## [WRITTEN EXERCISE]
Produce an exact copy of all the data below, dropping every image.

═══

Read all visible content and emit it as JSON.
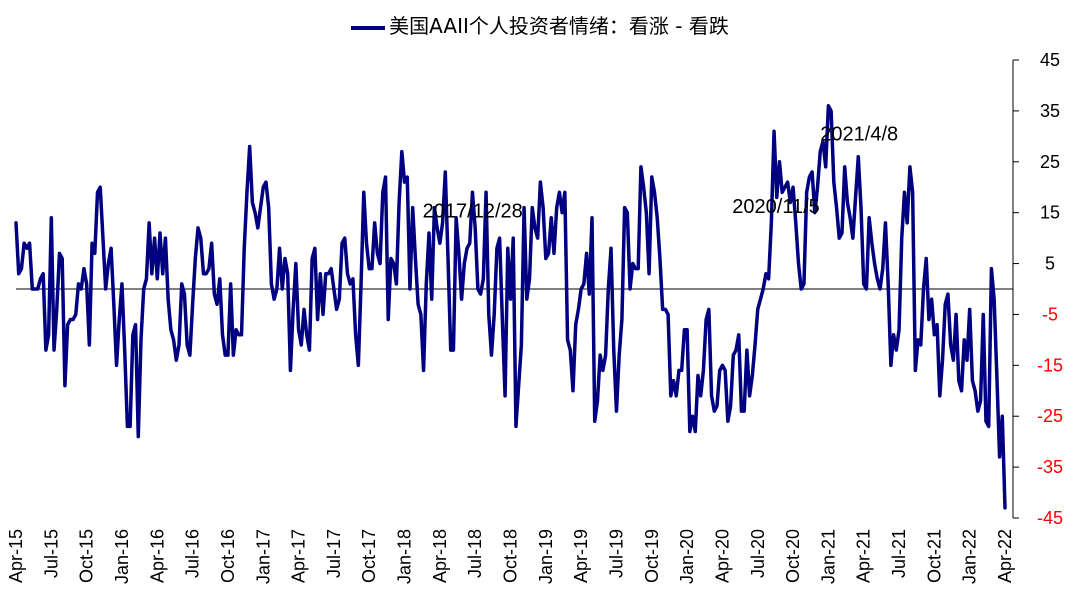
{
  "chart_data": {
    "type": "line",
    "legend": "美国AAII个人投资者情绪：看涨 - 看跌",
    "series": [
      {
        "name": "美国AAII个人投资者情绪：看涨 - 看跌",
        "color": "#000080",
        "values": [
          13,
          3,
          4,
          9,
          8,
          9,
          0,
          0,
          0,
          2,
          3,
          -12,
          -9,
          14,
          -12,
          -4,
          7,
          6,
          -19,
          -7,
          -6,
          -6,
          -5,
          1,
          0,
          4,
          1,
          -11,
          9,
          7,
          19,
          20,
          10,
          0,
          5,
          8,
          -3,
          -15,
          -6,
          1,
          -12,
          -27,
          -27,
          -9,
          -7,
          -29,
          -10,
          0,
          2,
          13,
          3,
          10,
          2,
          11,
          3,
          10,
          -2,
          -8,
          -10,
          -14,
          -11,
          1,
          -1,
          -11,
          -13,
          -3,
          6,
          12,
          10,
          3,
          3,
          4,
          9,
          -1,
          -3,
          2,
          -9,
          -13,
          -13,
          1,
          -13,
          -8,
          -9,
          -9,
          8,
          19,
          28,
          17,
          15,
          12,
          16,
          20,
          21,
          16,
          1,
          -2,
          0,
          8,
          0,
          6,
          3,
          -16,
          -4,
          5,
          -8,
          -11,
          -4,
          -9,
          -12,
          6,
          8,
          -6,
          3,
          -5,
          3,
          3,
          4,
          0,
          -4,
          -2,
          9,
          10,
          3,
          1,
          2,
          -9,
          -15,
          1,
          19,
          9,
          4,
          4,
          13,
          7,
          5,
          19,
          22,
          -6,
          6,
          5,
          1,
          17,
          27,
          21,
          22,
          0,
          16,
          6,
          -3,
          -5,
          -16,
          1,
          11,
          -2,
          16,
          12,
          9,
          13,
          23,
          6,
          -12,
          -12,
          14,
          7,
          -2,
          5,
          8,
          9,
          19,
          12,
          0,
          -1,
          2,
          19,
          -5,
          -13,
          -5,
          8,
          10,
          -6,
          -21,
          8,
          -2,
          10,
          -27,
          -19,
          -11,
          16,
          -2,
          2,
          16,
          12,
          10,
          21,
          16,
          6,
          7,
          14,
          7,
          16,
          19,
          15,
          19,
          -10,
          -12,
          -20,
          -7,
          -4,
          0,
          1,
          7,
          -1,
          14,
          -26,
          -22,
          -13,
          -16,
          -13,
          0,
          8,
          -12,
          -24,
          -13,
          -6,
          16,
          15,
          0,
          5,
          4,
          4,
          24,
          20,
          15,
          3,
          22,
          19,
          14,
          6,
          -4,
          -4,
          -5,
          -21,
          -18,
          -21,
          -16,
          -16,
          -8,
          -8,
          -28,
          -25,
          -28,
          -17,
          -21,
          -16,
          -6,
          -4,
          -21,
          -24,
          -23,
          -16,
          -15,
          -16,
          -26,
          -23,
          -13,
          -12,
          -9,
          -24,
          -24,
          -12,
          -21,
          -17,
          -11,
          -4,
          -2,
          0,
          3,
          2,
          13,
          31,
          18,
          25,
          19,
          20,
          21,
          17,
          20,
          13,
          5,
          0,
          1,
          19,
          22,
          23,
          15,
          20,
          27,
          29,
          24,
          36,
          35,
          21,
          16,
          10,
          11,
          24,
          17,
          14,
          10,
          18,
          26,
          16,
          1,
          0,
          14,
          9,
          5,
          2,
          0,
          4,
          13,
          1,
          -15,
          -9,
          -12,
          -8,
          10,
          19,
          13,
          24,
          19,
          -16,
          -10,
          -11,
          0,
          6,
          -6,
          -2,
          -9,
          -7,
          -21,
          -14,
          -3,
          -1,
          -11,
          -14,
          -5,
          -18,
          -20,
          -10,
          -14,
          -4,
          -18,
          -20,
          -24,
          -22,
          -5,
          -26,
          -27,
          4,
          -2,
          -17,
          -33,
          -25,
          -43
        ]
      }
    ],
    "x_tick_labels": [
      "Apr-15",
      "Jul-15",
      "Oct-15",
      "Jan-16",
      "Apr-16",
      "Jul-16",
      "Oct-16",
      "Jan-17",
      "Apr-17",
      "Jul-17",
      "Oct-17",
      "Jan-18",
      "Apr-18",
      "Jul-18",
      "Oct-18",
      "Jan-19",
      "Apr-19",
      "Jul-19",
      "Oct-19",
      "Jan-20",
      "Apr-20",
      "Jul-20",
      "Oct-20",
      "Jan-21",
      "Apr-21",
      "Jul-21",
      "Oct-21",
      "Jan-22",
      "Apr-22"
    ],
    "y_ticks": [
      45,
      35,
      25,
      15,
      5,
      -5,
      -15,
      -25,
      -35,
      -45
    ],
    "ylim": [
      -45,
      45
    ],
    "y_axis_side": "right",
    "negative_tick_color": "#ff0000",
    "positive_tick_color": "#000000",
    "annotations": [
      {
        "text": "2017/12/28",
        "index": 146
      },
      {
        "text": "2020/11/5",
        "index": 287
      },
      {
        "text": "2021/4/8",
        "index": 310
      }
    ]
  }
}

═══

## [EXERCISE RESPONSE]
Read all visible content and emit it as JSON.
{
  "chart_data": {
    "type": "line",
    "legend": "美国AAII个人投资者情绪：看涨 - 看跌",
    "series": [
      {
        "name": "美国AAII个人投资者情绪：看涨 - 看跌",
        "color": "#000080",
        "values": [
          13,
          3,
          4,
          9,
          8,
          9,
          0,
          0,
          0,
          2,
          3,
          -12,
          -9,
          14,
          -12,
          -4,
          7,
          6,
          -19,
          -7,
          -6,
          -6,
          -5,
          1,
          0,
          4,
          1,
          -11,
          9,
          7,
          19,
          20,
          10,
          0,
          5,
          8,
          -3,
          -15,
          -6,
          1,
          -12,
          -27,
          -27,
          -9,
          -7,
          -29,
          -10,
          0,
          2,
          13,
          3,
          10,
          2,
          11,
          3,
          10,
          -2,
          -8,
          -10,
          -14,
          -11,
          1,
          -1,
          -11,
          -13,
          -3,
          6,
          12,
          10,
          3,
          3,
          4,
          9,
          -1,
          -3,
          2,
          -9,
          -13,
          -13,
          1,
          -13,
          -8,
          -9,
          -9,
          8,
          19,
          28,
          17,
          15,
          12,
          16,
          20,
          21,
          16,
          1,
          -2,
          0,
          8,
          0,
          6,
          3,
          -16,
          -4,
          5,
          -8,
          -11,
          -4,
          -9,
          -12,
          6,
          8,
          -6,
          3,
          -5,
          3,
          3,
          4,
          0,
          -4,
          -2,
          9,
          10,
          3,
          1,
          2,
          -9,
          -15,
          1,
          19,
          9,
          4,
          4,
          13,
          7,
          5,
          19,
          22,
          -6,
          6,
          5,
          1,
          17,
          27,
          21,
          22,
          0,
          16,
          6,
          -3,
          -5,
          -16,
          1,
          11,
          -2,
          16,
          12,
          9,
          13,
          23,
          6,
          -12,
          -12,
          14,
          7,
          -2,
          5,
          8,
          9,
          19,
          12,
          0,
          -1,
          2,
          19,
          -5,
          -13,
          -5,
          8,
          10,
          -6,
          -21,
          8,
          -2,
          10,
          -27,
          -19,
          -11,
          16,
          -2,
          2,
          16,
          12,
          10,
          21,
          16,
          6,
          7,
          14,
          7,
          16,
          19,
          15,
          19,
          -10,
          -12,
          -20,
          -7,
          -4,
          0,
          1,
          7,
          -1,
          14,
          -26,
          -22,
          -13,
          -16,
          -13,
          0,
          8,
          -12,
          -24,
          -13,
          -6,
          16,
          15,
          0,
          5,
          4,
          4,
          24,
          20,
          15,
          3,
          22,
          19,
          14,
          6,
          -4,
          -4,
          -5,
          -21,
          -18,
          -21,
          -16,
          -16,
          -8,
          -8,
          -28,
          -25,
          -28,
          -17,
          -21,
          -16,
          -6,
          -4,
          -21,
          -24,
          -23,
          -16,
          -15,
          -16,
          -26,
          -23,
          -13,
          -12,
          -9,
          -24,
          -24,
          -12,
          -21,
          -17,
          -11,
          -4,
          -2,
          0,
          3,
          2,
          13,
          31,
          18,
          25,
          19,
          20,
          21,
          17,
          20,
          13,
          5,
          0,
          1,
          19,
          22,
          23,
          15,
          20,
          27,
          29,
          24,
          36,
          35,
          21,
          16,
          10,
          11,
          24,
          17,
          14,
          10,
          18,
          26,
          16,
          1,
          0,
          14,
          9,
          5,
          2,
          0,
          4,
          13,
          1,
          -15,
          -9,
          -12,
          -8,
          10,
          19,
          13,
          24,
          19,
          -16,
          -10,
          -11,
          0,
          6,
          -6,
          -2,
          -9,
          -7,
          -21,
          -14,
          -3,
          -1,
          -11,
          -14,
          -5,
          -18,
          -20,
          -10,
          -14,
          -4,
          -18,
          -20,
          -24,
          -22,
          -5,
          -26,
          -27,
          4,
          -2,
          -17,
          -33,
          -25,
          -43
        ]
      }
    ],
    "x_tick_labels": [
      "Apr-15",
      "Jul-15",
      "Oct-15",
      "Jan-16",
      "Apr-16",
      "Jul-16",
      "Oct-16",
      "Jan-17",
      "Apr-17",
      "Jul-17",
      "Oct-17",
      "Jan-18",
      "Apr-18",
      "Jul-18",
      "Oct-18",
      "Jan-19",
      "Apr-19",
      "Jul-19",
      "Oct-19",
      "Jan-20",
      "Apr-20",
      "Jul-20",
      "Oct-20",
      "Jan-21",
      "Apr-21",
      "Jul-21",
      "Oct-21",
      "Jan-22",
      "Apr-22"
    ],
    "y_ticks": [
      45,
      35,
      25,
      15,
      5,
      -5,
      -15,
      -25,
      -35,
      -45
    ],
    "ylim": [
      -45,
      45
    ],
    "y_axis_side": "right",
    "negative_tick_color": "#ff0000",
    "positive_tick_color": "#000000",
    "annotations": [
      {
        "text": "2017/12/28",
        "index": 146
      },
      {
        "text": "2020/11/5",
        "index": 287
      },
      {
        "text": "2021/4/8",
        "index": 310
      }
    ]
  }
}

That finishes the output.